In the listing below, find every line with the string "name" and pull it out.

* begin Records for the exercise *

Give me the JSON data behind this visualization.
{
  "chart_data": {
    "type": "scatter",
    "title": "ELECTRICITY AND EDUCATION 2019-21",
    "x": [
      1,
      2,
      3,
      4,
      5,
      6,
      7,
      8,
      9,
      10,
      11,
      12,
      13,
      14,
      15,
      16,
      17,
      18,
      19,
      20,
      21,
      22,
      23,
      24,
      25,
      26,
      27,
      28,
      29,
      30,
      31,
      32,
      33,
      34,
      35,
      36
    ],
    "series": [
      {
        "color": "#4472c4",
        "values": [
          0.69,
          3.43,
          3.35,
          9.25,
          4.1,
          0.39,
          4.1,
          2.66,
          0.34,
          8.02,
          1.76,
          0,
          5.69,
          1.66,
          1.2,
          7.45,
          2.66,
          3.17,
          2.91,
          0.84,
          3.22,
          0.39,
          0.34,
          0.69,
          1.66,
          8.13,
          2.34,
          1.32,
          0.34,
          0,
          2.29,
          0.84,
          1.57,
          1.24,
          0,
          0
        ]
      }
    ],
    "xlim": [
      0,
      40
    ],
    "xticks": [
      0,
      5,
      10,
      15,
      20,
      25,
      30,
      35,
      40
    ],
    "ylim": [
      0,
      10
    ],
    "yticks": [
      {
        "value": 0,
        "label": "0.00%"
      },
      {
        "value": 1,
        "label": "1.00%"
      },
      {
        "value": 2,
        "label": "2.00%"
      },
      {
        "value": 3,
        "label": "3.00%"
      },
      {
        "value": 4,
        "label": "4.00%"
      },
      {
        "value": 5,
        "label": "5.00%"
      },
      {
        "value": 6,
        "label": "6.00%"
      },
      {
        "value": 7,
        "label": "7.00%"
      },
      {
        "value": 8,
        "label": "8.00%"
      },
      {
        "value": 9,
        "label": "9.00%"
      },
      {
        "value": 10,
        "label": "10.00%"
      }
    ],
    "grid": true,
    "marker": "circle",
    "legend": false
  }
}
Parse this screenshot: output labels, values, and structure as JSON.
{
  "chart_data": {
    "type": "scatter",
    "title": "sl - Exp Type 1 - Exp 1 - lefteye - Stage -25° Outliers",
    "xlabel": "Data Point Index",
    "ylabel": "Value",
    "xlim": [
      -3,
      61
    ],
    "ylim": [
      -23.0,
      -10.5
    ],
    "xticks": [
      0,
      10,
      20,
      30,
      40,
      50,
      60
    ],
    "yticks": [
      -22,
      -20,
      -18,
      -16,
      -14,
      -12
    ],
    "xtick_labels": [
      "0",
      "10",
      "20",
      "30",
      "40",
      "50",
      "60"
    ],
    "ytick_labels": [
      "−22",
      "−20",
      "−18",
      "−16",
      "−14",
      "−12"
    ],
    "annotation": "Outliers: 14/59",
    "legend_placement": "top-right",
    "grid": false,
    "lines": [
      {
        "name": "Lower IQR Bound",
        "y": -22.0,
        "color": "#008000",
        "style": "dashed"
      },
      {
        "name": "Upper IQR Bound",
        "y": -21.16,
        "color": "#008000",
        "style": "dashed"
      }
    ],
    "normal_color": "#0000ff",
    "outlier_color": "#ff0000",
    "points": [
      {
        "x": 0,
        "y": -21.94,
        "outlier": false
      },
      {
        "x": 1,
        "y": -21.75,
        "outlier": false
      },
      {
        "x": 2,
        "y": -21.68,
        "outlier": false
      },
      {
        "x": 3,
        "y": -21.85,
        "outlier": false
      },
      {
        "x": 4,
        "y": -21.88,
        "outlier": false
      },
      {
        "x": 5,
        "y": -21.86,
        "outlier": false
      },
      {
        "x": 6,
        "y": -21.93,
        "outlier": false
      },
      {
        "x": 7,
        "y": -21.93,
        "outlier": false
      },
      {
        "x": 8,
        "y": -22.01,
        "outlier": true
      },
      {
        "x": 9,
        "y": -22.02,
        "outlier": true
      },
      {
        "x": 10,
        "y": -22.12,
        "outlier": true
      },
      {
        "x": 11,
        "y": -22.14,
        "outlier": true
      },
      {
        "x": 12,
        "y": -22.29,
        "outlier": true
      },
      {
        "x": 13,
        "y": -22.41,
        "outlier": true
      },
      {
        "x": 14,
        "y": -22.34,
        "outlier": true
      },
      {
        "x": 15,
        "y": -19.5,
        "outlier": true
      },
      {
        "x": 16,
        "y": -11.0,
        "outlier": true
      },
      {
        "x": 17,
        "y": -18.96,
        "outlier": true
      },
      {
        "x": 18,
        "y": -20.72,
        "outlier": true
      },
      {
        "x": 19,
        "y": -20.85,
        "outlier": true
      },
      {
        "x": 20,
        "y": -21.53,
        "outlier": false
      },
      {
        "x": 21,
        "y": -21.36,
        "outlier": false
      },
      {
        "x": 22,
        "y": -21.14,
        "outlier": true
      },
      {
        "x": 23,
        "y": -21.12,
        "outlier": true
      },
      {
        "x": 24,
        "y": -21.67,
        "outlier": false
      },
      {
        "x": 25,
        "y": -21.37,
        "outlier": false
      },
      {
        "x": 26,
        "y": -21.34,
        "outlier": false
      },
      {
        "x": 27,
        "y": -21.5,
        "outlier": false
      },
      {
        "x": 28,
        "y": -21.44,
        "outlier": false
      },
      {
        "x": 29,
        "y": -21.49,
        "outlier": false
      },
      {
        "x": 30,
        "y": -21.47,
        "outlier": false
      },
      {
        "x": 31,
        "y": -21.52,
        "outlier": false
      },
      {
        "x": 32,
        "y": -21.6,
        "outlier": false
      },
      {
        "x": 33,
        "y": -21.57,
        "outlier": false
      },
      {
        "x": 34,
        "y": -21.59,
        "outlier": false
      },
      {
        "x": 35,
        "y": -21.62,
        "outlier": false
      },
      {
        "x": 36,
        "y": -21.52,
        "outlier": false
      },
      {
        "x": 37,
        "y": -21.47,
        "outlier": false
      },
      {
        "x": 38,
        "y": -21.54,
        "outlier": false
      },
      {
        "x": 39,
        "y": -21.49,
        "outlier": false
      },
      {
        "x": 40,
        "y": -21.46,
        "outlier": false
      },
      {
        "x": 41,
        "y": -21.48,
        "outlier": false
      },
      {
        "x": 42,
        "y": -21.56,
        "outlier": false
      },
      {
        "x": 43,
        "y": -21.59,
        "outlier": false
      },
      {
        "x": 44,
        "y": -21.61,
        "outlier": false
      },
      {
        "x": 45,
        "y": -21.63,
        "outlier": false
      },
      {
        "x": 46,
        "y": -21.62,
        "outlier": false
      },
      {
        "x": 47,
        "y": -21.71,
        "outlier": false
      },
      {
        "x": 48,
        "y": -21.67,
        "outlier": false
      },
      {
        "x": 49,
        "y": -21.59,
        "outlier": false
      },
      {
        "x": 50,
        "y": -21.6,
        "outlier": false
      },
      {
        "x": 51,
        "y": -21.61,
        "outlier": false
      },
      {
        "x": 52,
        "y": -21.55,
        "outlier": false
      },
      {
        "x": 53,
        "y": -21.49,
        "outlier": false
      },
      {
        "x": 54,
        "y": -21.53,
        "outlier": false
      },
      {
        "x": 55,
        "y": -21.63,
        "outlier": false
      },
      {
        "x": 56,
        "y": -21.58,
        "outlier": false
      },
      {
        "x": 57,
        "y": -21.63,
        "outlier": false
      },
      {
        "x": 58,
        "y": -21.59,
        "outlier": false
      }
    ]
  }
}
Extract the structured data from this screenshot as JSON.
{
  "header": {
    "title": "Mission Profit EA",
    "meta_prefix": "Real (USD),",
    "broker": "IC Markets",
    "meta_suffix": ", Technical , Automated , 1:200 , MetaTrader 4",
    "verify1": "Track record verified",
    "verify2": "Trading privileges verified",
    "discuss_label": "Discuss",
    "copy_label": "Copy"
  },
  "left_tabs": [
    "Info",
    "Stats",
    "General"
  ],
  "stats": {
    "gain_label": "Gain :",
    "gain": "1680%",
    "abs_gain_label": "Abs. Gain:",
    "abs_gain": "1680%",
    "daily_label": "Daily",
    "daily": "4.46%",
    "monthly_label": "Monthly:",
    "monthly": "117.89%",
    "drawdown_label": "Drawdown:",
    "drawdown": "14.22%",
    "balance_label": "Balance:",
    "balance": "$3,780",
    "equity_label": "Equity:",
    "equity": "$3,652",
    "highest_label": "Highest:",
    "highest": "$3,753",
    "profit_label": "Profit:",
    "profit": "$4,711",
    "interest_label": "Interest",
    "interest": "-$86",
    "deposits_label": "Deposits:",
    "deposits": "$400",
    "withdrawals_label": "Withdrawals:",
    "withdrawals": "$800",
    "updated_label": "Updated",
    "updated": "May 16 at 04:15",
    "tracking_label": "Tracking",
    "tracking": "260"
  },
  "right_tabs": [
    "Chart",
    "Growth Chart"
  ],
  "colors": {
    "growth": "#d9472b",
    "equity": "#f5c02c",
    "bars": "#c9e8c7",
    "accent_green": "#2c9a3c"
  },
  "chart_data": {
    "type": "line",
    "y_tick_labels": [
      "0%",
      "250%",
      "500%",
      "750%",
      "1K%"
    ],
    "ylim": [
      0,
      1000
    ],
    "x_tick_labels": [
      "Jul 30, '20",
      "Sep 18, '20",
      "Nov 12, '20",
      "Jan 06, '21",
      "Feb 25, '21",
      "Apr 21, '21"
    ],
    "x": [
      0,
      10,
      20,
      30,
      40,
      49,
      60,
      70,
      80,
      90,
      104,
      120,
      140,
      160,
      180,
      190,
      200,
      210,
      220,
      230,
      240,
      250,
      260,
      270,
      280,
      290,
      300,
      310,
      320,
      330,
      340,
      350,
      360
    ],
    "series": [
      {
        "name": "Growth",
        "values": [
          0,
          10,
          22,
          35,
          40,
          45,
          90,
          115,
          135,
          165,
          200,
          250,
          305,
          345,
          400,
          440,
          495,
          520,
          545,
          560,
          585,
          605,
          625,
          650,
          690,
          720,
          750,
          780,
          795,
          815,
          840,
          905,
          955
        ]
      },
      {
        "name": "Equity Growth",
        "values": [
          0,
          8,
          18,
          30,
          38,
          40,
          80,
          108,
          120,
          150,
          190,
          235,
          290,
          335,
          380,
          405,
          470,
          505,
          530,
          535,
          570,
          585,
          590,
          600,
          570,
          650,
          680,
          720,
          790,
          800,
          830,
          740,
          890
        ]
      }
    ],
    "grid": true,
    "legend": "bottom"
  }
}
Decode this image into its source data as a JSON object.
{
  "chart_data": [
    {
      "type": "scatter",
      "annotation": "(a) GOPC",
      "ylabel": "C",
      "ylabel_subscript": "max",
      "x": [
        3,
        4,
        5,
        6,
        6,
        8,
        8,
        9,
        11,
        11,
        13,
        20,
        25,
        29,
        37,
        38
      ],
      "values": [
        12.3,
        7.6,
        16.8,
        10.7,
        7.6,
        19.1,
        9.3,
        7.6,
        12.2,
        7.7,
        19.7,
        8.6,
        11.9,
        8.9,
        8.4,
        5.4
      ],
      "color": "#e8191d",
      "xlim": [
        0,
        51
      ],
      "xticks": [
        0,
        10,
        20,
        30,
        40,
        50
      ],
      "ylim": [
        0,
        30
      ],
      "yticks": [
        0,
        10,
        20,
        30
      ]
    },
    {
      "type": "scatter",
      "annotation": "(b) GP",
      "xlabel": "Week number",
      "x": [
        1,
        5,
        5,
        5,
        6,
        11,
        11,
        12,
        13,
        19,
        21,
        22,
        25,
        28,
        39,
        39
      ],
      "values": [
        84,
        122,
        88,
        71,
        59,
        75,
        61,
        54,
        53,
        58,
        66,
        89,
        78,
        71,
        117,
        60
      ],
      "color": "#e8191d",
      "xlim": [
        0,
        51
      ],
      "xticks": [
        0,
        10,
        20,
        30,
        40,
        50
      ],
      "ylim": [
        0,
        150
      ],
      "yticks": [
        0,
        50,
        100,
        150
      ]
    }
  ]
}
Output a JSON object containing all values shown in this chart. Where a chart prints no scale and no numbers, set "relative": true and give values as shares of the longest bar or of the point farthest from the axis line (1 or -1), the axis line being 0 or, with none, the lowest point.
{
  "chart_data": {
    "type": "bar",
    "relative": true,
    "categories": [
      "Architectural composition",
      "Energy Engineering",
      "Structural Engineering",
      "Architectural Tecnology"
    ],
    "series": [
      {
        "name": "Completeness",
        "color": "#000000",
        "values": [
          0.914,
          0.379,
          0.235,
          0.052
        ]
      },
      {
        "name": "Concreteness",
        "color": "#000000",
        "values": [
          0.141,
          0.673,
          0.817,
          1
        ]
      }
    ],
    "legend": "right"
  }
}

* end Records for the exercise *

Finished exercise —
        "name": "Lower IQR Bound",
        "name": "Upper IQR Bound",
        "name": "Growth",
        "name": "Equity Growth",
        "name": "Completeness",
        "name": "Concreteness",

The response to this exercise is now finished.